_REQUIRED TASK_.
Across the listing below, count the lines that mention the string "text". Reply with the figure only.

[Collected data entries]
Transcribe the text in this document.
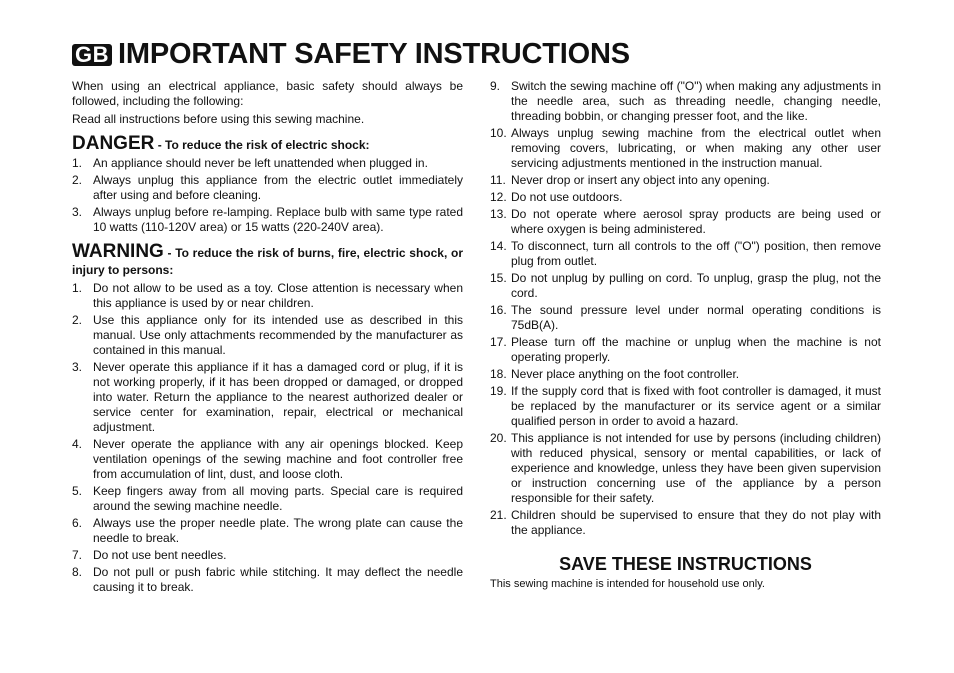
GB IMPORTANT SAFETY INSTRUCTIONS

When using an electrical appliance, basic safety should always be followed, including the following:

Read all instructions before using this sewing machine.

DANGER - To reduce the risk of electric shock:
1. An appliance should never be left unattended when plugged in.
2. Always unplug this appliance from the electric outlet immediately after using and before cleaning.
3. Always unplug before re-lamping. Replace bulb with same type rated 10 watts (110-120V area) or 15 watts (220-240V area).
WARNING - To reduce the risk of burns, fire, electric shock, or injury to persons:
1. Do not allow to be used as a toy. Close attention is necessary when this appliance is used by or near children.
2. Use this appliance only for its intended use as described in this manual. Use only attachments recommended by the manufacturer as contained in this manual.
3. Never operate this appliance if it has a damaged cord or plug, if it is not working properly, if it has been dropped or damaged, or dropped into water. Return the appliance to the nearest authorized dealer or service center for examination, repair, electrical or mechanical adjustment.
4. Never operate the appliance with any air openings blocked. Keep ventilation openings of the sewing machine and foot controller free from accumulation of lint, dust, and loose cloth.
5. Keep fingers away from all moving parts. Special care is required around the sewing machine needle.
6. Always use the proper needle plate. The wrong plate can cause the needle to break.
7. Do not use bent needles.
8. Do not pull or push fabric while stitching. It may deflect the needle causing it to break.
9. Switch the sewing machine off ("O") when making any adjustments in the needle area, such as threading needle, changing needle, threading bobbin, or changing presser foot, and the like.
10. Always unplug sewing machine from the electrical outlet when removing covers, lubricating, or when making any other user servicing adjustments mentioned in the instruction manual.
11. Never drop or insert any object into any opening.
12. Do not use outdoors.
13. Do not operate where aerosol spray products are being used or where oxygen is being administered.
14. To disconnect, turn all controls to the off ("O") position, then remove plug from outlet.
15. Do not unplug by pulling on cord. To unplug, grasp the plug, not the cord.
16. The sound pressure level under normal operating conditions is 75dB(A).
17. Please turn off the machine or unplug when the machine is not operating properly.
18. Never place anything on the foot controller.
19. If the supply cord that is fixed with foot controller is damaged, it must be replaced by the manufacturer or its service agent or a similar qualified person in order to avoid a hazard.
20. This appliance is not intended for use by persons (including children) with reduced physical, sensory or mental capabilities, or lack of experience and knowledge, unless they have been given supervision or instruction concerning use of the appliance by a person responsible for their safety.
21. Children should be supervised to ensure that they do not play with the appliance.
SAVE THESE INSTRUCTIONS

This sewing machine is intended for household use only.
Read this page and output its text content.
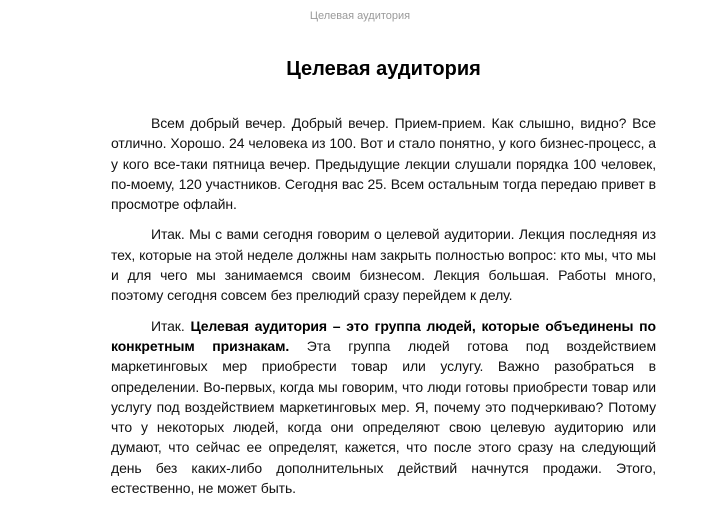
Целевая аудитория
Целевая аудитория

Всем добрый вечер. Добрый вечер. Прием-прием. Как слышно, видно? Все отлично. Хорошо. 24 человека из 100. Вот и стало понятно, у кого бизнес-процесс, а у кого все-таки пятница вечер. Предыдущие лекции слушали порядка 100 человек, по-моему, 120 участников. Сегодня вас 25. Всем остальным тогда передаю привет в просмотре офлайн.

Итак. Мы с вами сегодня говорим о целевой аудитории. Лекция последняя из тех, которые на этой неделе должны нам закрыть полностью вопрос: кто мы, что мы и для чего мы занимаемся своим бизнесом. Лекция большая. Работы много, поэтому сегодня совсем без прелюдий сразу перейдем к делу.

Итак. Целевая аудитория – это группа людей, которые объединены по конкретным признакам. Эта группа людей готова под воздействием маркетинговых мер приобрести товар или услугу. Важно разобраться в определении. Во-первых, когда мы говорим, что люди готовы приобрести товар или услугу под воздействием маркетинговых мер. Я, почему это подчеркиваю? Потому что у некоторых людей, когда они определяют свою целевую аудиторию или думают, что сейчас ее определят, кажется, что после этого сразу на следующий день без каких-либо дополнительных действий начнутся продажи. Этого, естественно, не может быть.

_COMPLETE ANSWER_.
2